--- begin DATASET CONTENT ---

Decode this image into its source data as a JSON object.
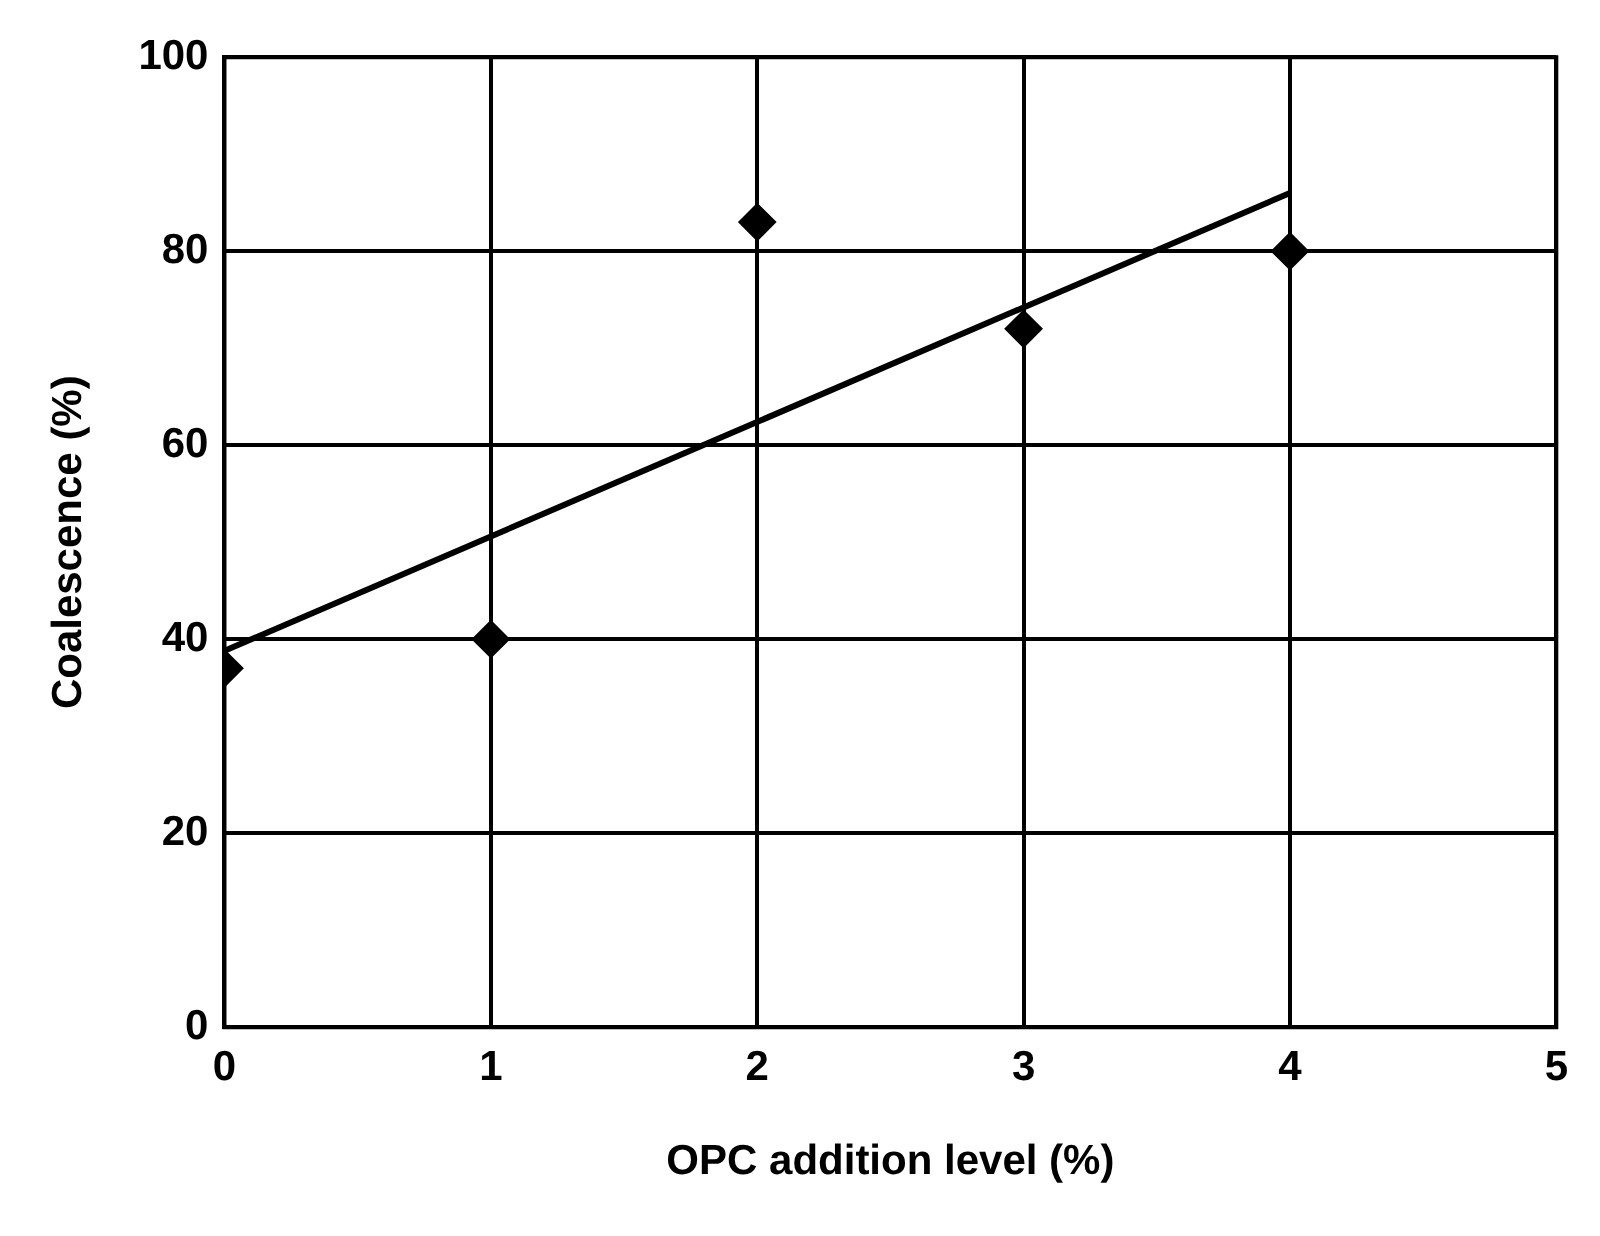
{
  "chart_data": {
    "type": "scatter",
    "xlabel": "OPC addition level (%)",
    "ylabel": "Coalescence (%)",
    "xlim": [
      0,
      5
    ],
    "xticks": [
      0,
      1,
      2,
      3,
      4,
      5
    ],
    "ylim": [
      0,
      100
    ],
    "yticks": [
      0,
      20,
      40,
      60,
      80,
      100
    ],
    "grid": true,
    "marker": "diamond",
    "series": [
      {
        "x": [
          0,
          1,
          2,
          3,
          4
        ],
        "values": [
          37,
          40,
          83,
          72,
          80
        ],
        "color": "#000000"
      },
      {
        "type": "line",
        "x": [
          0,
          4
        ],
        "values": [
          38.8,
          86
        ],
        "color": "#000000",
        "marker": "none"
      }
    ]
  }
}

--- end DATASET CONTENT ---

## EXERCISE DESCRIPTION
Leaving the pictures aside, transcribe the entire listing exactly.

## REPLY
Decode this image into its source data as a JSON object.
{
  "chart_data": {
    "type": "scatter",
    "xlabel": "OPC addition level (%)",
    "ylabel": "Coalescence (%)",
    "xlim": [
      0,
      5
    ],
    "xticks": [
      0,
      1,
      2,
      3,
      4,
      5
    ],
    "ylim": [
      0,
      100
    ],
    "yticks": [
      0,
      20,
      40,
      60,
      80,
      100
    ],
    "grid": true,
    "marker": "diamond",
    "series": [
      {
        "x": [
          0,
          1,
          2,
          3,
          4
        ],
        "values": [
          37,
          40,
          83,
          72,
          80
        ],
        "color": "#000000"
      },
      {
        "type": "line",
        "x": [
          0,
          4
        ],
        "values": [
          38.8,
          86
        ],
        "color": "#000000",
        "marker": "none"
      }
    ]
  }
}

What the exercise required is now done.